## Start Supplied material
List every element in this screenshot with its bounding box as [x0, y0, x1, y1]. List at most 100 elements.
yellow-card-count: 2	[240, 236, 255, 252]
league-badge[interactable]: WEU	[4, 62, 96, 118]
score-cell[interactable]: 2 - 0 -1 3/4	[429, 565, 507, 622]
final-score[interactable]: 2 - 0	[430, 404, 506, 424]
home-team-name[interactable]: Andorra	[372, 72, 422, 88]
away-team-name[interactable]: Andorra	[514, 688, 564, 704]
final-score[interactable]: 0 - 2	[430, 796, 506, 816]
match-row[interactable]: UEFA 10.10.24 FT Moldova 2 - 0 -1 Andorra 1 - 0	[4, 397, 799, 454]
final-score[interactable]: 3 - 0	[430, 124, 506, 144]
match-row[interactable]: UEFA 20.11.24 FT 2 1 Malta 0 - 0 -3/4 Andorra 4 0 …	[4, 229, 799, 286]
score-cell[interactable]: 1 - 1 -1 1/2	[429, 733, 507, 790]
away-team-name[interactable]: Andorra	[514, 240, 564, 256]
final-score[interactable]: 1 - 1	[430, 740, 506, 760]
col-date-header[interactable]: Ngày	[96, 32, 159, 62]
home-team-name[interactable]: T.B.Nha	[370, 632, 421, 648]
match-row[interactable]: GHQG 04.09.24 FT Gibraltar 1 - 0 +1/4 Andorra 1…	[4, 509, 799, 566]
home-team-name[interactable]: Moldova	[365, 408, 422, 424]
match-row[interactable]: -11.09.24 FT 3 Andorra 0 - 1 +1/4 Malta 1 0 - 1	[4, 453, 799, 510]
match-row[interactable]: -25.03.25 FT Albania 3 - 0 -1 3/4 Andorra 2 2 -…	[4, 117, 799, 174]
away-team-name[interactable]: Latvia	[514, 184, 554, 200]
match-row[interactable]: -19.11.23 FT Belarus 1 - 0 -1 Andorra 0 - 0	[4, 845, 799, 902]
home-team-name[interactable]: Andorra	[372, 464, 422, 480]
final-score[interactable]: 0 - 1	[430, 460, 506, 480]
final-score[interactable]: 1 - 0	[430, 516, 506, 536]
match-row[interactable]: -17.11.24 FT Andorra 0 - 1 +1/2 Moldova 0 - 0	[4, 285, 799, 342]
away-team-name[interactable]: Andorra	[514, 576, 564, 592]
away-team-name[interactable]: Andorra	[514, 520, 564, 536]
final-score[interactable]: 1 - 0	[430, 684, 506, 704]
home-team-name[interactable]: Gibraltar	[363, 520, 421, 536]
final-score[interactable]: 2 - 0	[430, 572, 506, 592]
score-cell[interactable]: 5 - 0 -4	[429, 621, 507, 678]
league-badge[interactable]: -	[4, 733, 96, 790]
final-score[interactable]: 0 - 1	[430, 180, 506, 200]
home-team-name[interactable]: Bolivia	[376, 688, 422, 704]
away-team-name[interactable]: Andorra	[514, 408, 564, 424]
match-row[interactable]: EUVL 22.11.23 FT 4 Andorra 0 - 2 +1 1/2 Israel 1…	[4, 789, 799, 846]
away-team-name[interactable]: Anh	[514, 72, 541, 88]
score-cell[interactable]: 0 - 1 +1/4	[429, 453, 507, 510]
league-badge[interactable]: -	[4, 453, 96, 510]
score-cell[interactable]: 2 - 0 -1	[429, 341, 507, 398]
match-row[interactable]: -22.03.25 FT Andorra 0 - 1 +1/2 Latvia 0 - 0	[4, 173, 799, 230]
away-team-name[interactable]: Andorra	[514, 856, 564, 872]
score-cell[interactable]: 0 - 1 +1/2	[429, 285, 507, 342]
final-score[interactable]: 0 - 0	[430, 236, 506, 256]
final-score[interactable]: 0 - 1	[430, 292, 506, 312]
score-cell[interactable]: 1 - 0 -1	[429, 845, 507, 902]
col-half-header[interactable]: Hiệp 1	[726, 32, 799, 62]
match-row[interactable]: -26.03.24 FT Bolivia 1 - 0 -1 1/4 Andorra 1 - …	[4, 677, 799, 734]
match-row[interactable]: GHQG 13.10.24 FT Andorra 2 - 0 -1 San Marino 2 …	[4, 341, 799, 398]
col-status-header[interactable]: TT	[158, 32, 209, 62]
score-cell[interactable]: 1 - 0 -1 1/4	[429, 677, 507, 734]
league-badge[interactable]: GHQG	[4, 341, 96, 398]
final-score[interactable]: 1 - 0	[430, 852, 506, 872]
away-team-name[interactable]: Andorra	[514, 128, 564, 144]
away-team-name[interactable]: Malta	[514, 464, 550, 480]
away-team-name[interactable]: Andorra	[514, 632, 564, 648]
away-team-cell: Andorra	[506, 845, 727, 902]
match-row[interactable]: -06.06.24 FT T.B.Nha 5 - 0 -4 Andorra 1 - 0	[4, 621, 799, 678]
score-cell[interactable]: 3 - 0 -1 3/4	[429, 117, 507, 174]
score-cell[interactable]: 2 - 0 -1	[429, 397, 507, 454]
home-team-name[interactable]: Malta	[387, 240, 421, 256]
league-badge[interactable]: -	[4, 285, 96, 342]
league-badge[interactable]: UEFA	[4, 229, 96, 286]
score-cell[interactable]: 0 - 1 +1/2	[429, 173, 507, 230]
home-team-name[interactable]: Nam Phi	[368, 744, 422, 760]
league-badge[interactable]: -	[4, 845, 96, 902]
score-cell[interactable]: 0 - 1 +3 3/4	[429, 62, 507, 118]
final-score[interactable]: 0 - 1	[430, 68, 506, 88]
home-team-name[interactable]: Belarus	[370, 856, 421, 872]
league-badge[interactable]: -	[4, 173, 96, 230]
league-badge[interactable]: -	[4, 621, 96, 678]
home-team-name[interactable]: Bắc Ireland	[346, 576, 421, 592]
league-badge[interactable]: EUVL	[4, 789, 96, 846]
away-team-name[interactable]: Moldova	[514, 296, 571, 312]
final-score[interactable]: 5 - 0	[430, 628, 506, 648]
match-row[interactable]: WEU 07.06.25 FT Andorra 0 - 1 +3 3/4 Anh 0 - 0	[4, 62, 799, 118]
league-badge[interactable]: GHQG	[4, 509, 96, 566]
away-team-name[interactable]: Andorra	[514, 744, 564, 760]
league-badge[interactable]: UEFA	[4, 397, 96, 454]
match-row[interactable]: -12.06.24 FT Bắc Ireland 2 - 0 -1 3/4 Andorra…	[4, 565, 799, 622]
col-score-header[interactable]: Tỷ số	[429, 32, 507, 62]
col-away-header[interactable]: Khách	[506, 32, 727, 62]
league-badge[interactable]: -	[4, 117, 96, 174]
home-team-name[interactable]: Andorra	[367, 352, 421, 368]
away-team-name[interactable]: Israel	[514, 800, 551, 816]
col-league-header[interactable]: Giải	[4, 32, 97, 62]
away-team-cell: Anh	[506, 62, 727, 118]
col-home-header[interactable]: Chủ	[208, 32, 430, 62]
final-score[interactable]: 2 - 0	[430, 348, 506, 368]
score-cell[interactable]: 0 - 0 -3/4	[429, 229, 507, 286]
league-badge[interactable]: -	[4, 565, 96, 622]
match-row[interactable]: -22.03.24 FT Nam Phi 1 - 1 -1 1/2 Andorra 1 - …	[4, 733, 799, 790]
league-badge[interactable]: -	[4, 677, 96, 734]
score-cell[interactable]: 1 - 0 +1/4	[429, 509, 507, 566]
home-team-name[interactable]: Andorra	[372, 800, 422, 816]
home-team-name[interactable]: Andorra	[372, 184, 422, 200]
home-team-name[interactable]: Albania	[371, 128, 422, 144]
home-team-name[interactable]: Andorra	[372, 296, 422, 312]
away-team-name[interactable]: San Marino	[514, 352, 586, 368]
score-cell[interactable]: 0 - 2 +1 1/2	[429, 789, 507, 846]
## End Supplied material
(Prompt) Rewrite the listing above, renaming "match-row" to "fixture-row" wherever it occurs and leaving everything else unchanged.

(Task response)
List every element in this screenshot with its bounding box as [x0, y0, x1, y1]. List at most 100 elements.
yellow-card-count: 2	[240, 236, 255, 252]
league-badge[interactable]: WEU	[4, 62, 96, 118]
score-cell[interactable]: 2 - 0 -1 3/4	[429, 565, 507, 622]
final-score[interactable]: 2 - 0	[430, 404, 506, 424]
home-team-name[interactable]: Andorra	[372, 72, 422, 88]
away-team-name[interactable]: Andorra	[514, 688, 564, 704]
final-score[interactable]: 0 - 2	[430, 796, 506, 816]
fixture-row[interactable]: UEFA 10.10.24 FT Moldova 2 - 0 -1 Andorra 1 - 0	[4, 397, 799, 454]
final-score[interactable]: 3 - 0	[430, 124, 506, 144]
fixture-row[interactable]: UEFA 20.11.24 FT 2 1 Malta 0 - 0 -3/4 Andorra 4 0 …	[4, 229, 799, 286]
score-cell[interactable]: 1 - 1 -1 1/2	[429, 733, 507, 790]
away-team-name[interactable]: Andorra	[514, 240, 564, 256]
final-score[interactable]: 1 - 1	[430, 740, 506, 760]
col-date-header[interactable]: Ngày	[96, 32, 159, 62]
home-team-name[interactable]: T.B.Nha	[370, 632, 421, 648]
fixture-row[interactable]: GHQG 04.09.24 FT Gibraltar 1 - 0 +1/4 Andorra 1…	[4, 509, 799, 566]
home-team-name[interactable]: Moldova	[365, 408, 422, 424]
fixture-row[interactable]: -11.09.24 FT 3 Andorra 0 - 1 +1/4 Malta 1 0 - 1	[4, 453, 799, 510]
fixture-row[interactable]: -25.03.25 FT Albania 3 - 0 -1 3/4 Andorra 2 2 -…	[4, 117, 799, 174]
away-team-name[interactable]: Latvia	[514, 184, 554, 200]
fixture-row[interactable]: -19.11.23 FT Belarus 1 - 0 -1 Andorra 0 - 0	[4, 845, 799, 902]
home-team-name[interactable]: Andorra	[372, 464, 422, 480]
final-score[interactable]: 0 - 1	[430, 460, 506, 480]
final-score[interactable]: 1 - 0	[430, 516, 506, 536]
fixture-row[interactable]: -17.11.24 FT Andorra 0 - 1 +1/2 Moldova 0 - 0	[4, 285, 799, 342]
away-team-name[interactable]: Andorra	[514, 576, 564, 592]
away-team-name[interactable]: Andorra	[514, 520, 564, 536]
final-score[interactable]: 1 - 0	[430, 684, 506, 704]
home-team-name[interactable]: Gibraltar	[363, 520, 421, 536]
final-score[interactable]: 2 - 0	[430, 572, 506, 592]
score-cell[interactable]: 5 - 0 -4	[429, 621, 507, 678]
league-badge[interactable]: -	[4, 733, 96, 790]
final-score[interactable]: 0 - 1	[430, 180, 506, 200]
home-team-name[interactable]: Bolivia	[376, 688, 422, 704]
away-team-name[interactable]: Andorra	[514, 408, 564, 424]
fixture-row[interactable]: EUVL 22.11.23 FT 4 Andorra 0 - 2 +1 1/2 Israel 1…	[4, 789, 799, 846]
away-team-name[interactable]: Anh	[514, 72, 541, 88]
score-cell[interactable]: 0 - 1 +1/4	[429, 453, 507, 510]
league-badge[interactable]: -	[4, 453, 96, 510]
score-cell[interactable]: 2 - 0 -1	[429, 341, 507, 398]
fixture-row[interactable]: -22.03.25 FT Andorra 0 - 1 +1/2 Latvia 0 - 0	[4, 173, 799, 230]
away-team-name[interactable]: Andorra	[514, 856, 564, 872]
score-cell[interactable]: 0 - 1 +1/2	[429, 285, 507, 342]
final-score[interactable]: 0 - 0	[430, 236, 506, 256]
final-score[interactable]: 0 - 1	[430, 292, 506, 312]
score-cell[interactable]: 1 - 0 -1	[429, 845, 507, 902]
col-half-header[interactable]: Hiệp 1	[726, 32, 799, 62]
fixture-row[interactable]: -26.03.24 FT Bolivia 1 - 0 -1 1/4 Andorra 1 - …	[4, 677, 799, 734]
fixture-row[interactable]: GHQG 13.10.24 FT Andorra 2 - 0 -1 San Marino 2 …	[4, 341, 799, 398]
col-status-header[interactable]: TT	[158, 32, 209, 62]
score-cell[interactable]: 1 - 0 -1 1/4	[429, 677, 507, 734]
league-badge[interactable]: GHQG	[4, 341, 96, 398]
final-score[interactable]: 1 - 0	[430, 852, 506, 872]
away-team-name[interactable]: Andorra	[514, 128, 564, 144]
away-team-name[interactable]: Malta	[514, 464, 550, 480]
away-team-name[interactable]: Andorra	[514, 632, 564, 648]
away-team-cell: Andorra	[506, 845, 727, 902]
fixture-row[interactable]: -06.06.24 FT T.B.Nha 5 - 0 -4 Andorra 1 - 0	[4, 621, 799, 678]
score-cell[interactable]: 3 - 0 -1 3/4	[429, 117, 507, 174]
score-cell[interactable]: 2 - 0 -1	[429, 397, 507, 454]
home-team-name[interactable]: Malta	[387, 240, 421, 256]
league-badge[interactable]: -	[4, 285, 96, 342]
league-badge[interactable]: UEFA	[4, 229, 96, 286]
score-cell[interactable]: 0 - 1 +1/2	[429, 173, 507, 230]
home-team-name[interactable]: Nam Phi	[368, 744, 422, 760]
league-badge[interactable]: -	[4, 845, 96, 902]
score-cell[interactable]: 0 - 1 +3 3/4	[429, 62, 507, 118]
final-score[interactable]: 0 - 1	[430, 68, 506, 88]
home-team-name[interactable]: Belarus	[370, 856, 421, 872]
league-badge[interactable]: -	[4, 173, 96, 230]
league-badge[interactable]: -	[4, 621, 96, 678]
home-team-name[interactable]: Bắc Ireland	[346, 576, 421, 592]
league-badge[interactable]: EUVL	[4, 789, 96, 846]
away-team-name[interactable]: Moldova	[514, 296, 571, 312]
final-score[interactable]: 5 - 0	[430, 628, 506, 648]
fixture-row[interactable]: WEU 07.06.25 FT Andorra 0 - 1 +3 3/4 Anh 0 - 0	[4, 62, 799, 118]
league-badge[interactable]: GHQG	[4, 509, 96, 566]
away-team-name[interactable]: Andorra	[514, 744, 564, 760]
league-badge[interactable]: UEFA	[4, 397, 96, 454]
fixture-row[interactable]: -12.06.24 FT Bắc Ireland 2 - 0 -1 3/4 Andorra…	[4, 565, 799, 622]
col-score-header[interactable]: Tỷ số	[429, 32, 507, 62]
col-away-header[interactable]: Khách	[506, 32, 727, 62]
league-badge[interactable]: -	[4, 117, 96, 174]
home-team-name[interactable]: Andorra	[367, 352, 421, 368]
away-team-name[interactable]: Israel	[514, 800, 551, 816]
col-league-header[interactable]: Giải	[4, 32, 97, 62]
away-team-cell: Anh	[506, 62, 727, 118]
col-home-header[interactable]: Chủ	[208, 32, 430, 62]
final-score[interactable]: 2 - 0	[430, 348, 506, 368]
score-cell[interactable]: 0 - 0 -3/4	[429, 229, 507, 286]
league-badge[interactable]: -	[4, 565, 96, 622]
fixture-row[interactable]: -22.03.24 FT Nam Phi 1 - 1 -1 1/2 Andorra 1 - …	[4, 733, 799, 790]
league-badge[interactable]: -	[4, 677, 96, 734]
score-cell[interactable]: 1 - 0 +1/4	[429, 509, 507, 566]
home-team-name[interactable]: Andorra	[372, 800, 422, 816]
home-team-name[interactable]: Andorra	[372, 184, 422, 200]
home-team-name[interactable]: Albania	[371, 128, 422, 144]
home-team-name[interactable]: Andorra	[372, 296, 422, 312]
away-team-name[interactable]: San Marino	[514, 352, 586, 368]
score-cell[interactable]: 0 - 2 +1 1/2	[429, 789, 507, 846]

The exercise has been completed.